*EXERCISE TASK*
Copy every record below, exactly as written.

*GIVEN RECORDS*
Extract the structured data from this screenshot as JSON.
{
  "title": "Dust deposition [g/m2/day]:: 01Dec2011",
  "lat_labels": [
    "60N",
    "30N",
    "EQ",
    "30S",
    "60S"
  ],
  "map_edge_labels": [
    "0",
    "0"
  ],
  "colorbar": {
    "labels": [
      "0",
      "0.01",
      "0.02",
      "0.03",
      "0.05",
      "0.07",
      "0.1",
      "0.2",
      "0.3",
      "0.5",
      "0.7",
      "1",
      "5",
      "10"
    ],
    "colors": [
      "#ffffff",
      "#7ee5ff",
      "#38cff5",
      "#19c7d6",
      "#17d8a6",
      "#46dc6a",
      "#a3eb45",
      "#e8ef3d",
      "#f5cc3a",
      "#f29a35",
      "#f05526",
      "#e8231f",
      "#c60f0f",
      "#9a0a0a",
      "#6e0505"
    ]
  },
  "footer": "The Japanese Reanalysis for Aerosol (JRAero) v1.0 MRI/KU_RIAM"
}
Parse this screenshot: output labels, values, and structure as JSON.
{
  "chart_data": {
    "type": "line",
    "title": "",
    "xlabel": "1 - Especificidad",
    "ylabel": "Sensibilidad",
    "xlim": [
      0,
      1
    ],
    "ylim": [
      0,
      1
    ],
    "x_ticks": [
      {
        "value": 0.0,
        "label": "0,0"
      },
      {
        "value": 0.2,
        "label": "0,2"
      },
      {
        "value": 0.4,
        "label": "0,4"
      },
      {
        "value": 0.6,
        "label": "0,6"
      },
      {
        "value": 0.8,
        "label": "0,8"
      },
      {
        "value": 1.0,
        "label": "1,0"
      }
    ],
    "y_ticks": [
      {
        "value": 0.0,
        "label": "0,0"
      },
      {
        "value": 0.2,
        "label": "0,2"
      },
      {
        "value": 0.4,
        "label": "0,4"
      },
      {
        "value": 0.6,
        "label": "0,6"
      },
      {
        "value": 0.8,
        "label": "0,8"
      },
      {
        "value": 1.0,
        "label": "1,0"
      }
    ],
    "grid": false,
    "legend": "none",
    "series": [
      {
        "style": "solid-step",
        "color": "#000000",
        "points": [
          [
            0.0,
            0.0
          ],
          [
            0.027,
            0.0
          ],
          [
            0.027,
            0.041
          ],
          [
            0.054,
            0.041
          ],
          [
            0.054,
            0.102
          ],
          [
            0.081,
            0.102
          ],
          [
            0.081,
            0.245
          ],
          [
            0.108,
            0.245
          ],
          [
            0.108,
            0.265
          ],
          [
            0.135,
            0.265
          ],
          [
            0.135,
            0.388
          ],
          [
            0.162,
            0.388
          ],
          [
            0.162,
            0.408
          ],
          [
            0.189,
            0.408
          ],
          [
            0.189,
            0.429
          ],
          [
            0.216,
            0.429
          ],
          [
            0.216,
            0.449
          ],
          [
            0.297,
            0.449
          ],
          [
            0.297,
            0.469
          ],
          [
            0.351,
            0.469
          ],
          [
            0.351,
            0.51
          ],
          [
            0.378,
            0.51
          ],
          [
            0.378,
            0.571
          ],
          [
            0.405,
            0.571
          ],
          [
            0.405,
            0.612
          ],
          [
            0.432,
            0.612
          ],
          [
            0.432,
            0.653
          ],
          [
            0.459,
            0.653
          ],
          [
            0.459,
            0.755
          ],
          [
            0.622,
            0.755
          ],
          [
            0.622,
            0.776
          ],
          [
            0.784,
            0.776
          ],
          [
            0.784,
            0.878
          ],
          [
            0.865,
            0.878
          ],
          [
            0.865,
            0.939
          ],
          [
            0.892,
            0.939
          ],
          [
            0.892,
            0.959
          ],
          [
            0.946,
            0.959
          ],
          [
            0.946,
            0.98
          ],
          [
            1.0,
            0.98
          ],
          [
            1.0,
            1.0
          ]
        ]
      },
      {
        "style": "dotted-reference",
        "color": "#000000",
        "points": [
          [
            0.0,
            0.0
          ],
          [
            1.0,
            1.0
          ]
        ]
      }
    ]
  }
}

*RESPONSE*
Extract the structured data from this screenshot as JSON.
{
  "title": "Dust deposition [g/m2/day]:: 01Dec2011",
  "lat_labels": [
    "60N",
    "30N",
    "EQ",
    "30S",
    "60S"
  ],
  "map_edge_labels": [
    "0",
    "0"
  ],
  "colorbar": {
    "labels": [
      "0",
      "0.01",
      "0.02",
      "0.03",
      "0.05",
      "0.07",
      "0.1",
      "0.2",
      "0.3",
      "0.5",
      "0.7",
      "1",
      "5",
      "10"
    ],
    "colors": [
      "#ffffff",
      "#7ee5ff",
      "#38cff5",
      "#19c7d6",
      "#17d8a6",
      "#46dc6a",
      "#a3eb45",
      "#e8ef3d",
      "#f5cc3a",
      "#f29a35",
      "#f05526",
      "#e8231f",
      "#c60f0f",
      "#9a0a0a",
      "#6e0505"
    ]
  },
  "footer": "The Japanese Reanalysis for Aerosol (JRAero) v1.0 MRI/KU_RIAM"
}
Parse this screenshot: output labels, values, and structure as JSON.
{
  "chart_data": {
    "type": "line",
    "title": "",
    "xlabel": "1 - Especificidad",
    "ylabel": "Sensibilidad",
    "xlim": [
      0,
      1
    ],
    "ylim": [
      0,
      1
    ],
    "x_ticks": [
      {
        "value": 0.0,
        "label": "0,0"
      },
      {
        "value": 0.2,
        "label": "0,2"
      },
      {
        "value": 0.4,
        "label": "0,4"
      },
      {
        "value": 0.6,
        "label": "0,6"
      },
      {
        "value": 0.8,
        "label": "0,8"
      },
      {
        "value": 1.0,
        "label": "1,0"
      }
    ],
    "y_ticks": [
      {
        "value": 0.0,
        "label": "0,0"
      },
      {
        "value": 0.2,
        "label": "0,2"
      },
      {
        "value": 0.4,
        "label": "0,4"
      },
      {
        "value": 0.6,
        "label": "0,6"
      },
      {
        "value": 0.8,
        "label": "0,8"
      },
      {
        "value": 1.0,
        "label": "1,0"
      }
    ],
    "grid": false,
    "legend": "none",
    "series": [
      {
        "style": "solid-step",
        "color": "#000000",
        "points": [
          [
            0.0,
            0.0
          ],
          [
            0.027,
            0.0
          ],
          [
            0.027,
            0.041
          ],
          [
            0.054,
            0.041
          ],
          [
            0.054,
            0.102
          ],
          [
            0.081,
            0.102
          ],
          [
            0.081,
            0.245
          ],
          [
            0.108,
            0.245
          ],
          [
            0.108,
            0.265
          ],
          [
            0.135,
            0.265
          ],
          [
            0.135,
            0.388
          ],
          [
            0.162,
            0.388
          ],
          [
            0.162,
            0.408
          ],
          [
            0.189,
            0.408
          ],
          [
            0.189,
            0.429
          ],
          [
            0.216,
            0.429
          ],
          [
            0.216,
            0.449
          ],
          [
            0.297,
            0.449
          ],
          [
            0.297,
            0.469
          ],
          [
            0.351,
            0.469
          ],
          [
            0.351,
            0.51
          ],
          [
            0.378,
            0.51
          ],
          [
            0.378,
            0.571
          ],
          [
            0.405,
            0.571
          ],
          [
            0.405,
            0.612
          ],
          [
            0.432,
            0.612
          ],
          [
            0.432,
            0.653
          ],
          [
            0.459,
            0.653
          ],
          [
            0.459,
            0.755
          ],
          [
            0.622,
            0.755
          ],
          [
            0.622,
            0.776
          ],
          [
            0.784,
            0.776
          ],
          [
            0.784,
            0.878
          ],
          [
            0.865,
            0.878
          ],
          [
            0.865,
            0.939
          ],
          [
            0.892,
            0.939
          ],
          [
            0.892,
            0.959
          ],
          [
            0.946,
            0.959
          ],
          [
            0.946,
            0.98
          ],
          [
            1.0,
            0.98
          ],
          [
            1.0,
            1.0
          ]
        ]
      },
      {
        "style": "dotted-reference",
        "color": "#000000",
        "points": [
          [
            0.0,
            0.0
          ],
          [
            1.0,
            1.0
          ]
        ]
      }
    ]
  }
}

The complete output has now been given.